Extract the text of every entry below exactly; leave images out.

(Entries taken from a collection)
◆ ◆ ◆

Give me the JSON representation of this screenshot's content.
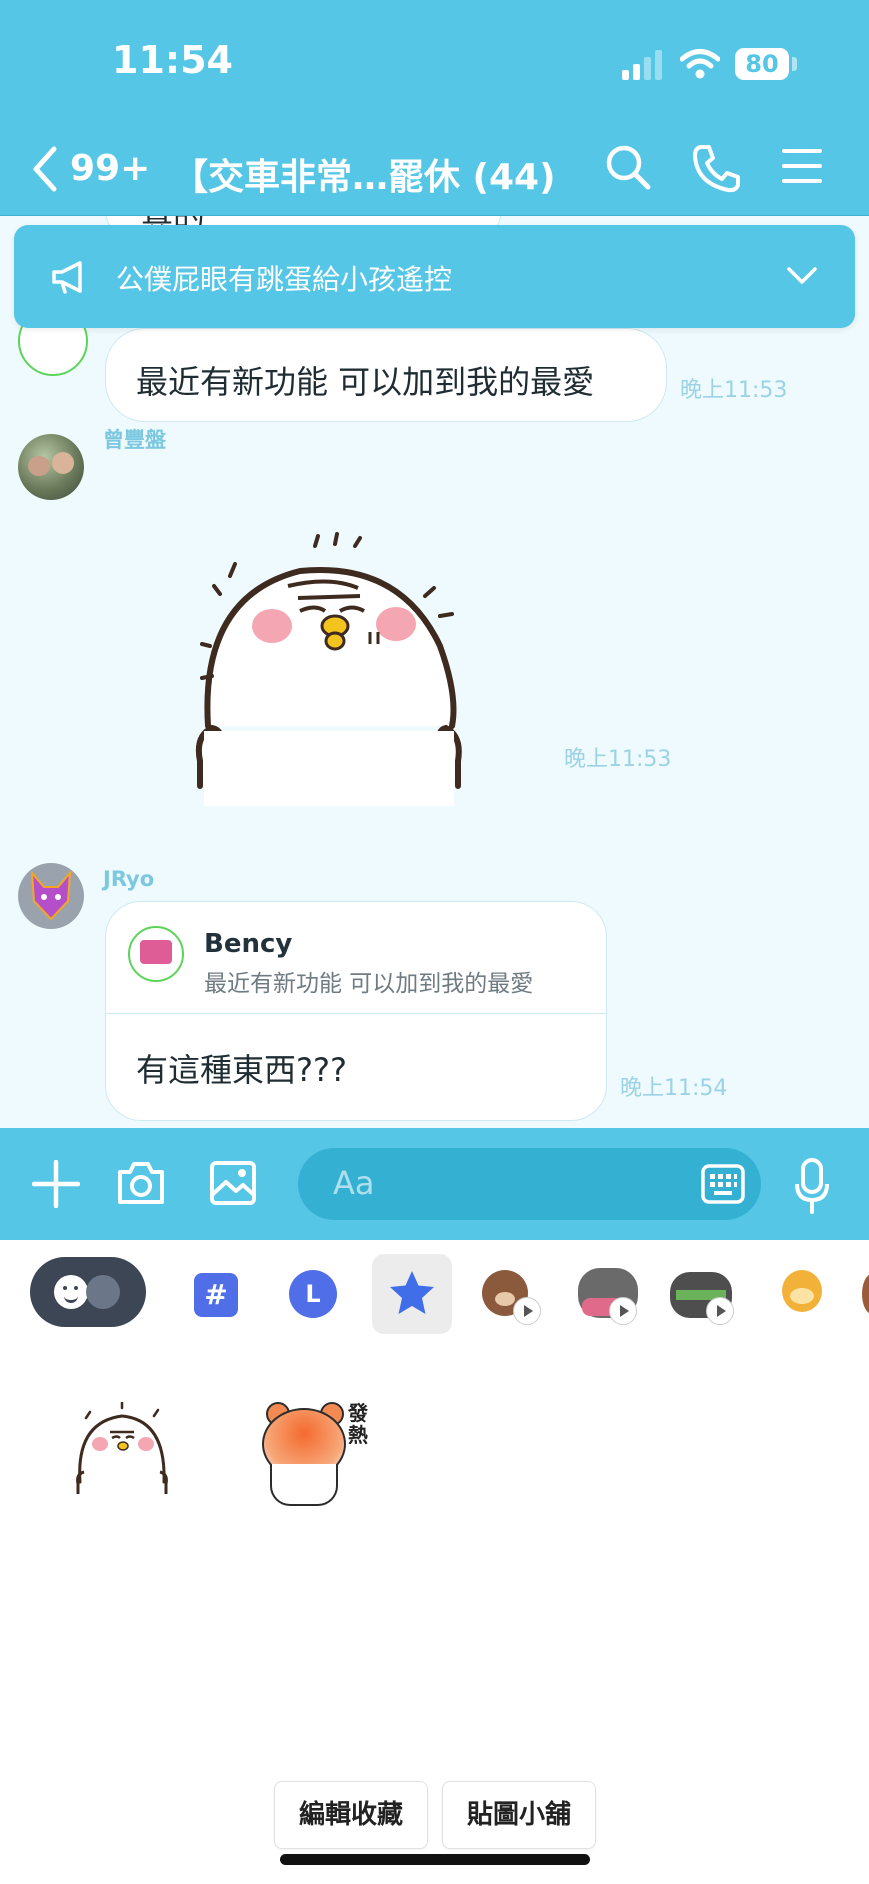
{
  "status_bar": {
    "time": "11:54",
    "battery": "80"
  },
  "header": {
    "back_count": "99+",
    "title": "【交車非常…罷休 (44)"
  },
  "announcement": {
    "text": "公僕屁眼有跳蛋給小孩遙控"
  },
  "messages": {
    "partial_top": "真的",
    "m1": {
      "text": "最近有新功能 可以加到我的最愛",
      "time": "晚上11:53"
    },
    "m2": {
      "sender": "曾豐盤",
      "time": "晚上11:53"
    },
    "m3": {
      "sender": "JRyo",
      "reply_name": "Bency",
      "reply_text": "最近有新功能 可以加到我的最愛",
      "text": "有這種東西???",
      "time": "晚上11:54"
    }
  },
  "input": {
    "placeholder": "Aa"
  },
  "sticker_tabs": [
    "emoji-tab",
    "hashtag-tab",
    "line-tab",
    "favorites-tab",
    "brown-tab",
    "cat-sticker-tab",
    "cat2-sticker-tab",
    "hamster-tab"
  ],
  "stickers": {
    "hot_label": "發熱"
  },
  "footer": {
    "edit_label": "編輯收藏",
    "store_label": "貼圖小舖"
  },
  "colors": {
    "accent": "#55c6e6",
    "chat_bg": "#eefafd",
    "timestamp": "#9bd3e6",
    "star": "#3f6ee8"
  }
}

◆ ◆ ◆

* _Result of the exercise_
Give me the JSON representation of this screenshot's content.
{
  "status_bar": {
    "time": "11:54",
    "battery": "80"
  },
  "header": {
    "back_count": "99+",
    "title": "【交車非常…罷休 (44)"
  },
  "announcement": {
    "text": "公僕屁眼有跳蛋給小孩遙控"
  },
  "messages": {
    "partial_top": "真的",
    "m1": {
      "text": "最近有新功能 可以加到我的最愛",
      "time": "晚上11:53"
    },
    "m2": {
      "sender": "曾豐盤",
      "time": "晚上11:53"
    },
    "m3": {
      "sender": "JRyo",
      "reply_name": "Bency",
      "reply_text": "最近有新功能 可以加到我的最愛",
      "text": "有這種東西???",
      "time": "晚上11:54"
    }
  },
  "input": {
    "placeholder": "Aa"
  },
  "sticker_tabs": [
    "emoji-tab",
    "hashtag-tab",
    "line-tab",
    "favorites-tab",
    "brown-tab",
    "cat-sticker-tab",
    "cat2-sticker-tab",
    "hamster-tab"
  ],
  "stickers": {
    "hot_label": "發熱"
  },
  "footer": {
    "edit_label": "編輯收藏",
    "store_label": "貼圖小舖"
  },
  "colors": {
    "accent": "#55c6e6",
    "chat_bg": "#eefafd",
    "timestamp": "#9bd3e6",
    "star": "#3f6ee8"
  }
}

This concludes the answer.